Exercise task: Retype the whole listing verbatim and keep the pictures out of it.

▬▬▬▬▬▬

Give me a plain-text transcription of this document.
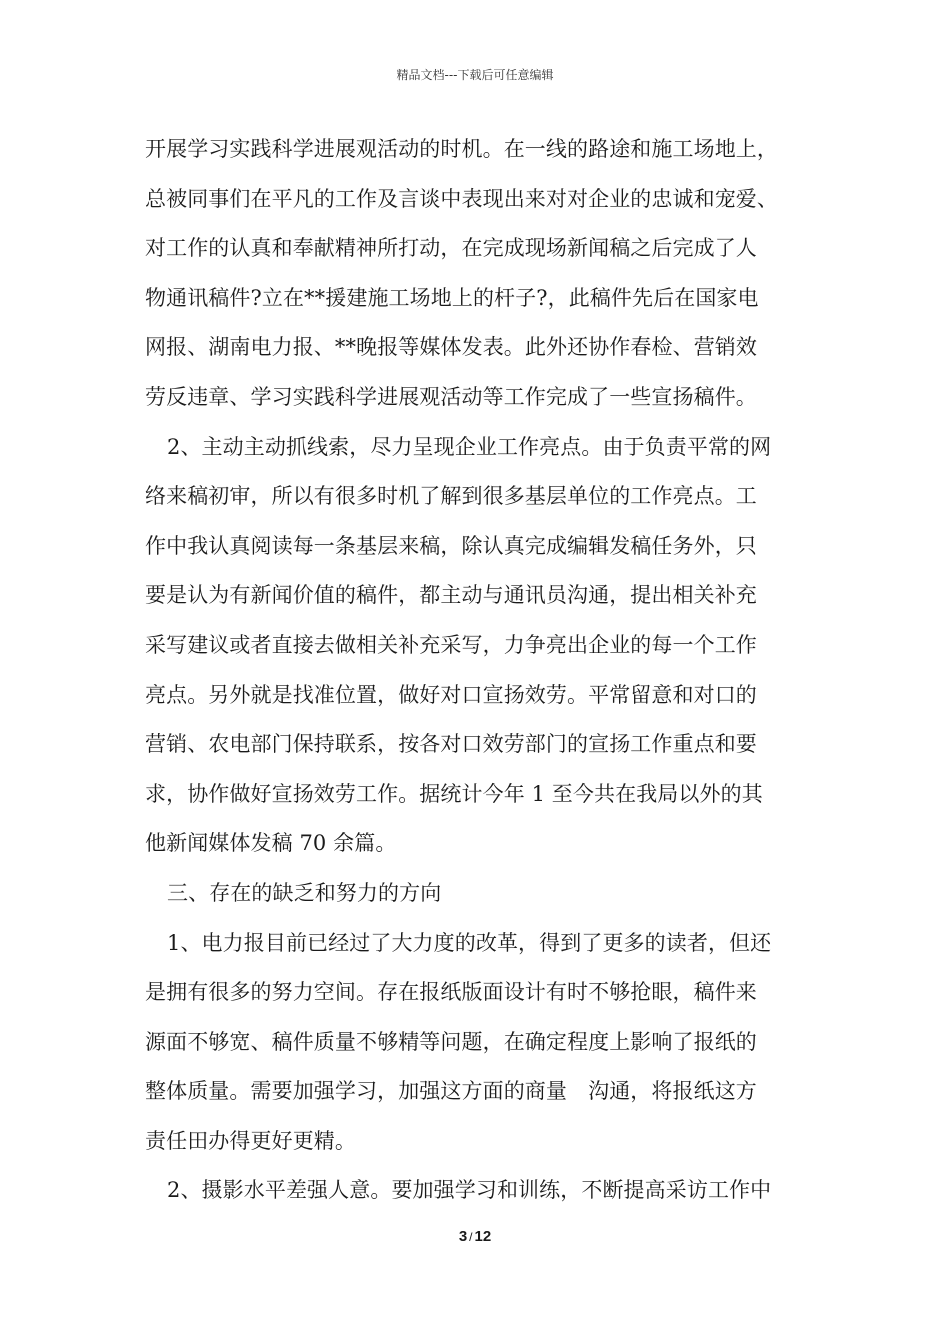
精品文档---下载后可任意编辑
开展学习实践科学进展观活动的时机。在一线的路途和施工场地上，
总被同事们在平凡的工作及言谈中表现出来对对企业的忠诚和宠爱、
对工作的认真和奉献精神所打动，在完成现场新闻稿之后完成了人
物通讯稿件?立在**援建施工场地上的杆子?，此稿件先后在国家电
网报、湖南电力报、**晚报等媒体发表。此外还协作春检、营销效
劳反违章、学习实践科学进展观活动等工作完成了一些宣扬稿件。
2、主动主动抓线索，尽力呈现企业工作亮点。由于负责平常的网
络来稿初审，所以有很多时机了解到很多基层单位的工作亮点。工
作中我认真阅读每一条基层来稿，除认真完成编辑发稿任务外，只
要是认为有新闻价值的稿件，都主动与通讯员沟通，提出相关补充
采写建议或者直接去做相关补充采写，力争亮出企业的每一个工作
亮点。另外就是找准位置，做好对口宣扬效劳。平常留意和对口的
营销、农电部门保持联系，按各对口效劳部门的宣扬工作重点和要
求，协作做好宣扬效劳工作。据统计今年 1 至今共在我局以外的其
他新闻媒体发稿 70 余篇。
三、存在的缺乏和努力的方向
1、电力报目前已经过了大力度的改革，得到了更多的读者，但还
是拥有很多的努力空间。存在报纸版面设计有时不够抢眼，稿件来
源面不够宽、稿件质量不够精等问题，在确定程度上影响了报纸的
整体质量。需要加强学习，加强这方面的商量　沟通，将报纸这方
责任田办得更好更精。
2、摄影水平差强人意。要加强学习和训练，不断提高采访工作中
3 / 12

▬▬▬▬▬▬

Result:
Give me a plain-text transcription of this document.
精品文档---下载后可任意编辑
开展学习实践科学进展观活动的时机。在一线的路途和施工场地上，
总被同事们在平凡的工作及言谈中表现出来对对企业的忠诚和宠爱、
对工作的认真和奉献精神所打动，在完成现场新闻稿之后完成了人
物通讯稿件?立在**援建施工场地上的杆子?，此稿件先后在国家电
网报、湖南电力报、**晚报等媒体发表。此外还协作春检、营销效
劳反违章、学习实践科学进展观活动等工作完成了一些宣扬稿件。
2、主动主动抓线索，尽力呈现企业工作亮点。由于负责平常的网
络来稿初审，所以有很多时机了解到很多基层单位的工作亮点。工
作中我认真阅读每一条基层来稿，除认真完成编辑发稿任务外，只
要是认为有新闻价值的稿件，都主动与通讯员沟通，提出相关补充
采写建议或者直接去做相关补充采写，力争亮出企业的每一个工作
亮点。另外就是找准位置，做好对口宣扬效劳。平常留意和对口的
营销、农电部门保持联系，按各对口效劳部门的宣扬工作重点和要
求，协作做好宣扬效劳工作。据统计今年 1 至今共在我局以外的其
他新闻媒体发稿 70 余篇。
三、存在的缺乏和努力的方向
1、电力报目前已经过了大力度的改革，得到了更多的读者，但还
是拥有很多的努力空间。存在报纸版面设计有时不够抢眼，稿件来
源面不够宽、稿件质量不够精等问题，在确定程度上影响了报纸的
整体质量。需要加强学习，加强这方面的商量　沟通，将报纸这方
责任田办得更好更精。
2、摄影水平差强人意。要加强学习和训练，不断提高采访工作中
3 / 12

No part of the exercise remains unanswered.